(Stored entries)
※ ※ ※

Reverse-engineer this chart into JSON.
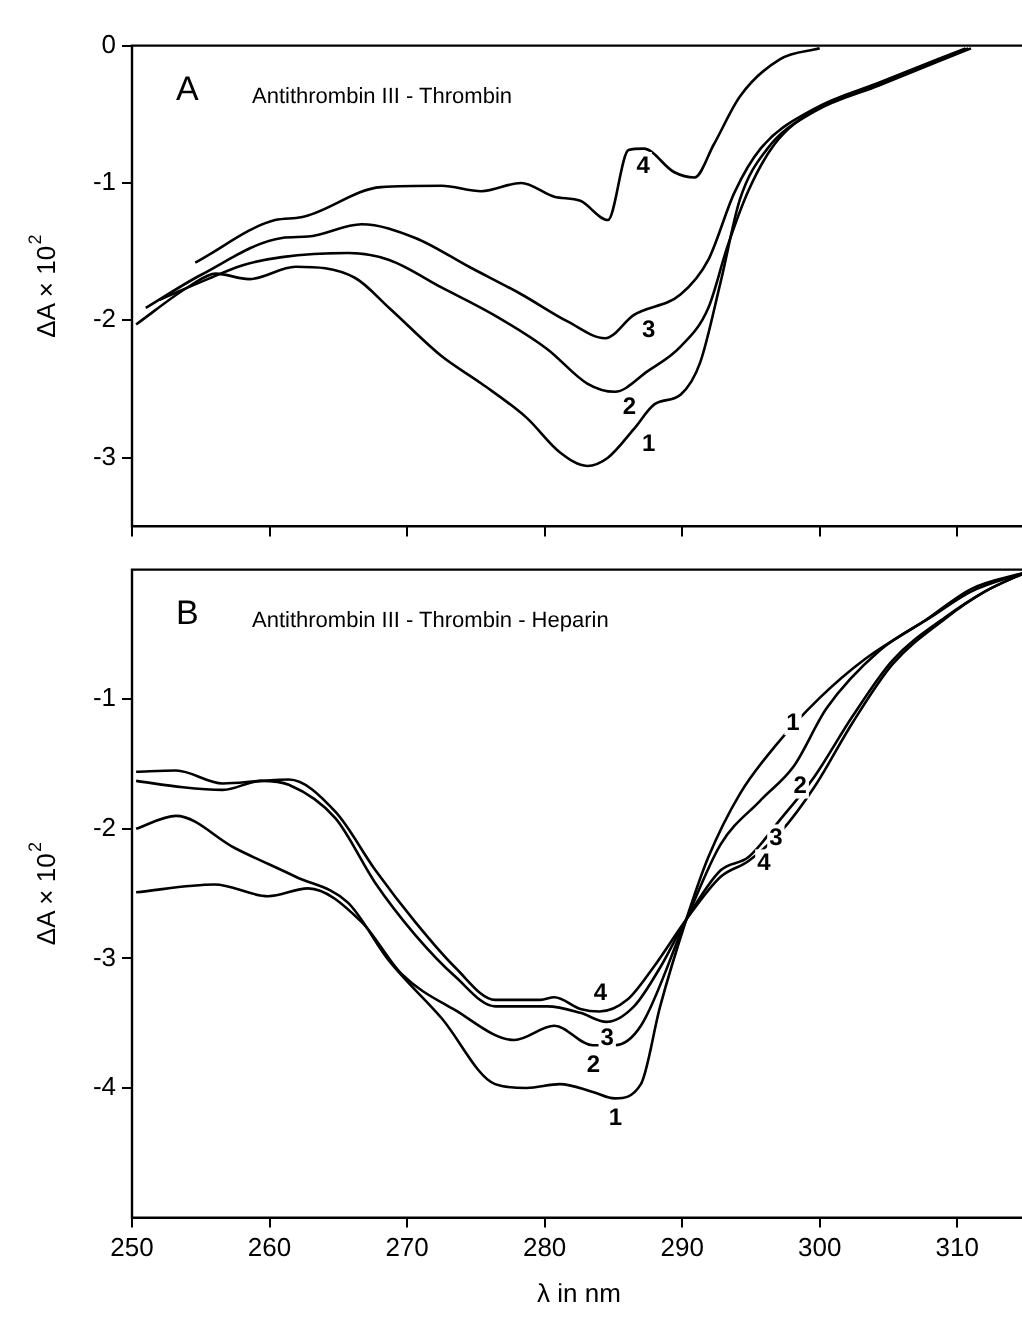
{
  "chart_data": [
    {
      "type": "line",
      "title": "A",
      "subtitle": "Antithrombin III - Thrombin",
      "ylabel": "ΔA × 10$^{2}$",
      "xlim": [
        250,
        315
      ],
      "xticks": [
        250,
        260,
        270,
        280,
        290,
        300,
        310
      ],
      "ylim": [
        -3.5,
        0
      ],
      "yticks": [
        -3,
        -2,
        -1,
        0
      ],
      "tick_labels": "y",
      "grid": false,
      "legend": false,
      "marker": "none",
      "line_style": "solid",
      "series": [
        {
          "name": "1",
          "color": "#000000",
          "x": [
            250.3,
            254.2,
            256.1,
            258.5,
            261.9,
            266.2,
            268.7,
            272.5,
            275.4,
            278.7,
            281.1,
            283.1,
            284.6,
            286.5,
            288,
            289.9,
            291.3,
            292.8,
            294.2,
            296.2,
            299.6,
            304.3,
            311
          ],
          "values": [
            -2.03,
            -1.75,
            -1.66,
            -1.7,
            -1.61,
            -1.69,
            -1.91,
            -2.26,
            -2.46,
            -2.71,
            -2.96,
            -3.06,
            -3,
            -2.79,
            -2.61,
            -2.54,
            -2.31,
            -1.72,
            -1.12,
            -0.75,
            -0.48,
            -0.29,
            -0.02
          ]
        },
        {
          "name": "2",
          "color": "#000000",
          "x": [
            252,
            255.5,
            258,
            260.9,
            265.7,
            268.7,
            272.5,
            276.3,
            280.2,
            283.1,
            285.1,
            287.5,
            289.9,
            291.9,
            293.3,
            294.8,
            296.7,
            299.6,
            304.3,
            310.8
          ],
          "values": [
            -1.85,
            -1.7,
            -1.6,
            -1.54,
            -1.51,
            -1.56,
            -1.76,
            -1.96,
            -2.21,
            -2.46,
            -2.52,
            -2.37,
            -2.19,
            -1.91,
            -1.46,
            -1.06,
            -0.72,
            -0.47,
            -0.28,
            -0.02
          ]
        },
        {
          "name": "3",
          "color": "#000000",
          "x": [
            251,
            255,
            260.9,
            262.8,
            266.7,
            270.6,
            274.5,
            278.3,
            281.7,
            284.4,
            286.5,
            289.9,
            291.9,
            293.8,
            295.7,
            299.6,
            304.3,
            310.6
          ],
          "values": [
            -1.91,
            -1.67,
            -1.4,
            -1.39,
            -1.3,
            -1.4,
            -1.61,
            -1.81,
            -2.01,
            -2.13,
            -1.96,
            -1.81,
            -1.56,
            -1.07,
            -0.75,
            -0.46,
            -0.27,
            -0.02
          ]
        },
        {
          "name": "4",
          "color": "#000000",
          "x": [
            254.6,
            260.4,
            262.3,
            268.1,
            272.5,
            275.4,
            278.3,
            280.7,
            282.6,
            284.6,
            286.1,
            287.2,
            289.4,
            290.9,
            292.3,
            294.2,
            297.1,
            300
          ],
          "values": [
            -1.58,
            -1.27,
            -1.25,
            -1.03,
            -1.02,
            -1.06,
            -1,
            -1.1,
            -1.13,
            -1.27,
            -0.76,
            -0.75,
            -0.92,
            -0.96,
            -0.72,
            -0.37,
            -0.1,
            -0.02
          ]
        }
      ]
    },
    {
      "type": "line",
      "title": "B",
      "subtitle": "Antithrombin III - Thrombin - Heparin",
      "xlabel": "λ in nm",
      "ylabel": "ΔA × 10$^{2}$",
      "xlim": [
        250,
        315
      ],
      "xticks": [
        250,
        260,
        270,
        280,
        290,
        300,
        310
      ],
      "ylim": [
        -5,
        0
      ],
      "yticks": [
        -4,
        -3,
        -2,
        -1
      ],
      "grid": false,
      "legend": false,
      "marker": "none",
      "line_style": "solid",
      "series": [
        {
          "name": "1",
          "color": "#000000",
          "x": [
            250.3,
            253.2,
            257.5,
            261.9,
            265.7,
            268.7,
            272.5,
            276.4,
            278.7,
            281.1,
            283.5,
            285.1,
            287,
            288.4,
            290.3,
            291.9,
            294.2,
            296.7,
            300,
            303.3,
            307.7,
            311,
            315
          ],
          "values": [
            -2,
            -1.9,
            -2.15,
            -2.37,
            -2.57,
            -3.02,
            -3.46,
            -3.97,
            -4,
            -3.97,
            -4.03,
            -4.08,
            -3.97,
            -3.37,
            -2.7,
            -2.22,
            -1.73,
            -1.37,
            -0.99,
            -0.69,
            -0.39,
            -0.15,
            -0.02
          ]
        },
        {
          "name": "2",
          "color": "#000000",
          "x": [
            250.3,
            256,
            259.9,
            262.8,
            266.7,
            269.6,
            273.5,
            277.8,
            280.7,
            283.5,
            285.1,
            287,
            290.3,
            292.8,
            295.7,
            298.1,
            300.5,
            304.3,
            308.2,
            311,
            315
          ],
          "values": [
            -2.49,
            -2.43,
            -2.52,
            -2.46,
            -2.72,
            -3.12,
            -3.4,
            -3.63,
            -3.52,
            -3.67,
            -3.67,
            -3.52,
            -2.7,
            -2.12,
            -1.78,
            -1.52,
            -1.07,
            -0.63,
            -0.36,
            -0.17,
            -0.02
          ]
        },
        {
          "name": "3",
          "color": "#000000",
          "x": [
            250.3,
            253.7,
            256.6,
            259.4,
            261.4,
            264.8,
            267.7,
            270.6,
            273.5,
            276.4,
            280.2,
            282.6,
            284.5,
            286.5,
            288.4,
            290.3,
            292.8,
            294.8,
            297.2,
            299.6,
            302.4,
            305.3,
            309.1,
            312,
            315
          ],
          "values": [
            -1.63,
            -1.68,
            -1.7,
            -1.63,
            -1.66,
            -1.92,
            -2.42,
            -2.82,
            -3.14,
            -3.37,
            -3.37,
            -3.42,
            -3.49,
            -3.37,
            -3.07,
            -2.7,
            -2.32,
            -2.22,
            -1.92,
            -1.6,
            -1.13,
            -0.7,
            -0.37,
            -0.17,
            -0.02
          ]
        },
        {
          "name": "4",
          "color": "#000000",
          "x": [
            250.3,
            253.2,
            256.6,
            259.4,
            261.4,
            264.8,
            267.7,
            270.6,
            273.5,
            276.4,
            279.7,
            280.7,
            282.6,
            284,
            286,
            287.9,
            290.3,
            292.8,
            294.8,
            297.2,
            299.6,
            302.4,
            305.3,
            309.1,
            312,
            315
          ],
          "values": [
            -1.56,
            -1.55,
            -1.65,
            -1.63,
            -1.62,
            -1.87,
            -2.32,
            -2.72,
            -3.07,
            -3.32,
            -3.32,
            -3.3,
            -3.39,
            -3.41,
            -3.32,
            -3.07,
            -2.7,
            -2.37,
            -2.25,
            -2.02,
            -1.68,
            -1.18,
            -0.73,
            -0.38,
            -0.17,
            -0.02
          ]
        }
      ]
    }
  ]
}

※ ※ ※

● Short problem
Transcribe each entry above exactly, apart from the pictures.

● Written answer
Reverse-engineer this chart into JSON.
{
  "chart_data": [
    {
      "type": "line",
      "title": "A",
      "subtitle": "Antithrombin III - Thrombin",
      "ylabel": "ΔA × 10$^{2}$",
      "xlim": [
        250,
        315
      ],
      "xticks": [
        250,
        260,
        270,
        280,
        290,
        300,
        310
      ],
      "ylim": [
        -3.5,
        0
      ],
      "yticks": [
        -3,
        -2,
        -1,
        0
      ],
      "tick_labels": "y",
      "grid": false,
      "legend": false,
      "marker": "none",
      "line_style": "solid",
      "series": [
        {
          "name": "1",
          "color": "#000000",
          "x": [
            250.3,
            254.2,
            256.1,
            258.5,
            261.9,
            266.2,
            268.7,
            272.5,
            275.4,
            278.7,
            281.1,
            283.1,
            284.6,
            286.5,
            288,
            289.9,
            291.3,
            292.8,
            294.2,
            296.2,
            299.6,
            304.3,
            311
          ],
          "values": [
            -2.03,
            -1.75,
            -1.66,
            -1.7,
            -1.61,
            -1.69,
            -1.91,
            -2.26,
            -2.46,
            -2.71,
            -2.96,
            -3.06,
            -3,
            -2.79,
            -2.61,
            -2.54,
            -2.31,
            -1.72,
            -1.12,
            -0.75,
            -0.48,
            -0.29,
            -0.02
          ]
        },
        {
          "name": "2",
          "color": "#000000",
          "x": [
            252,
            255.5,
            258,
            260.9,
            265.7,
            268.7,
            272.5,
            276.3,
            280.2,
            283.1,
            285.1,
            287.5,
            289.9,
            291.9,
            293.3,
            294.8,
            296.7,
            299.6,
            304.3,
            310.8
          ],
          "values": [
            -1.85,
            -1.7,
            -1.6,
            -1.54,
            -1.51,
            -1.56,
            -1.76,
            -1.96,
            -2.21,
            -2.46,
            -2.52,
            -2.37,
            -2.19,
            -1.91,
            -1.46,
            -1.06,
            -0.72,
            -0.47,
            -0.28,
            -0.02
          ]
        },
        {
          "name": "3",
          "color": "#000000",
          "x": [
            251,
            255,
            260.9,
            262.8,
            266.7,
            270.6,
            274.5,
            278.3,
            281.7,
            284.4,
            286.5,
            289.9,
            291.9,
            293.8,
            295.7,
            299.6,
            304.3,
            310.6
          ],
          "values": [
            -1.91,
            -1.67,
            -1.4,
            -1.39,
            -1.3,
            -1.4,
            -1.61,
            -1.81,
            -2.01,
            -2.13,
            -1.96,
            -1.81,
            -1.56,
            -1.07,
            -0.75,
            -0.46,
            -0.27,
            -0.02
          ]
        },
        {
          "name": "4",
          "color": "#000000",
          "x": [
            254.6,
            260.4,
            262.3,
            268.1,
            272.5,
            275.4,
            278.3,
            280.7,
            282.6,
            284.6,
            286.1,
            287.2,
            289.4,
            290.9,
            292.3,
            294.2,
            297.1,
            300
          ],
          "values": [
            -1.58,
            -1.27,
            -1.25,
            -1.03,
            -1.02,
            -1.06,
            -1,
            -1.1,
            -1.13,
            -1.27,
            -0.76,
            -0.75,
            -0.92,
            -0.96,
            -0.72,
            -0.37,
            -0.1,
            -0.02
          ]
        }
      ]
    },
    {
      "type": "line",
      "title": "B",
      "subtitle": "Antithrombin III - Thrombin - Heparin",
      "xlabel": "λ in nm",
      "ylabel": "ΔA × 10$^{2}$",
      "xlim": [
        250,
        315
      ],
      "xticks": [
        250,
        260,
        270,
        280,
        290,
        300,
        310
      ],
      "ylim": [
        -5,
        0
      ],
      "yticks": [
        -4,
        -3,
        -2,
        -1
      ],
      "grid": false,
      "legend": false,
      "marker": "none",
      "line_style": "solid",
      "series": [
        {
          "name": "1",
          "color": "#000000",
          "x": [
            250.3,
            253.2,
            257.5,
            261.9,
            265.7,
            268.7,
            272.5,
            276.4,
            278.7,
            281.1,
            283.5,
            285.1,
            287,
            288.4,
            290.3,
            291.9,
            294.2,
            296.7,
            300,
            303.3,
            307.7,
            311,
            315
          ],
          "values": [
            -2,
            -1.9,
            -2.15,
            -2.37,
            -2.57,
            -3.02,
            -3.46,
            -3.97,
            -4,
            -3.97,
            -4.03,
            -4.08,
            -3.97,
            -3.37,
            -2.7,
            -2.22,
            -1.73,
            -1.37,
            -0.99,
            -0.69,
            -0.39,
            -0.15,
            -0.02
          ]
        },
        {
          "name": "2",
          "color": "#000000",
          "x": [
            250.3,
            256,
            259.9,
            262.8,
            266.7,
            269.6,
            273.5,
            277.8,
            280.7,
            283.5,
            285.1,
            287,
            290.3,
            292.8,
            295.7,
            298.1,
            300.5,
            304.3,
            308.2,
            311,
            315
          ],
          "values": [
            -2.49,
            -2.43,
            -2.52,
            -2.46,
            -2.72,
            -3.12,
            -3.4,
            -3.63,
            -3.52,
            -3.67,
            -3.67,
            -3.52,
            -2.7,
            -2.12,
            -1.78,
            -1.52,
            -1.07,
            -0.63,
            -0.36,
            -0.17,
            -0.02
          ]
        },
        {
          "name": "3",
          "color": "#000000",
          "x": [
            250.3,
            253.7,
            256.6,
            259.4,
            261.4,
            264.8,
            267.7,
            270.6,
            273.5,
            276.4,
            280.2,
            282.6,
            284.5,
            286.5,
            288.4,
            290.3,
            292.8,
            294.8,
            297.2,
            299.6,
            302.4,
            305.3,
            309.1,
            312,
            315
          ],
          "values": [
            -1.63,
            -1.68,
            -1.7,
            -1.63,
            -1.66,
            -1.92,
            -2.42,
            -2.82,
            -3.14,
            -3.37,
            -3.37,
            -3.42,
            -3.49,
            -3.37,
            -3.07,
            -2.7,
            -2.32,
            -2.22,
            -1.92,
            -1.6,
            -1.13,
            -0.7,
            -0.37,
            -0.17,
            -0.02
          ]
        },
        {
          "name": "4",
          "color": "#000000",
          "x": [
            250.3,
            253.2,
            256.6,
            259.4,
            261.4,
            264.8,
            267.7,
            270.6,
            273.5,
            276.4,
            279.7,
            280.7,
            282.6,
            284,
            286,
            287.9,
            290.3,
            292.8,
            294.8,
            297.2,
            299.6,
            302.4,
            305.3,
            309.1,
            312,
            315
          ],
          "values": [
            -1.56,
            -1.55,
            -1.65,
            -1.63,
            -1.62,
            -1.87,
            -2.32,
            -2.72,
            -3.07,
            -3.32,
            -3.32,
            -3.3,
            -3.39,
            -3.41,
            -3.32,
            -3.07,
            -2.7,
            -2.37,
            -2.25,
            -2.02,
            -1.68,
            -1.18,
            -0.73,
            -0.38,
            -0.17,
            -0.02
          ]
        }
      ]
    }
  ]
}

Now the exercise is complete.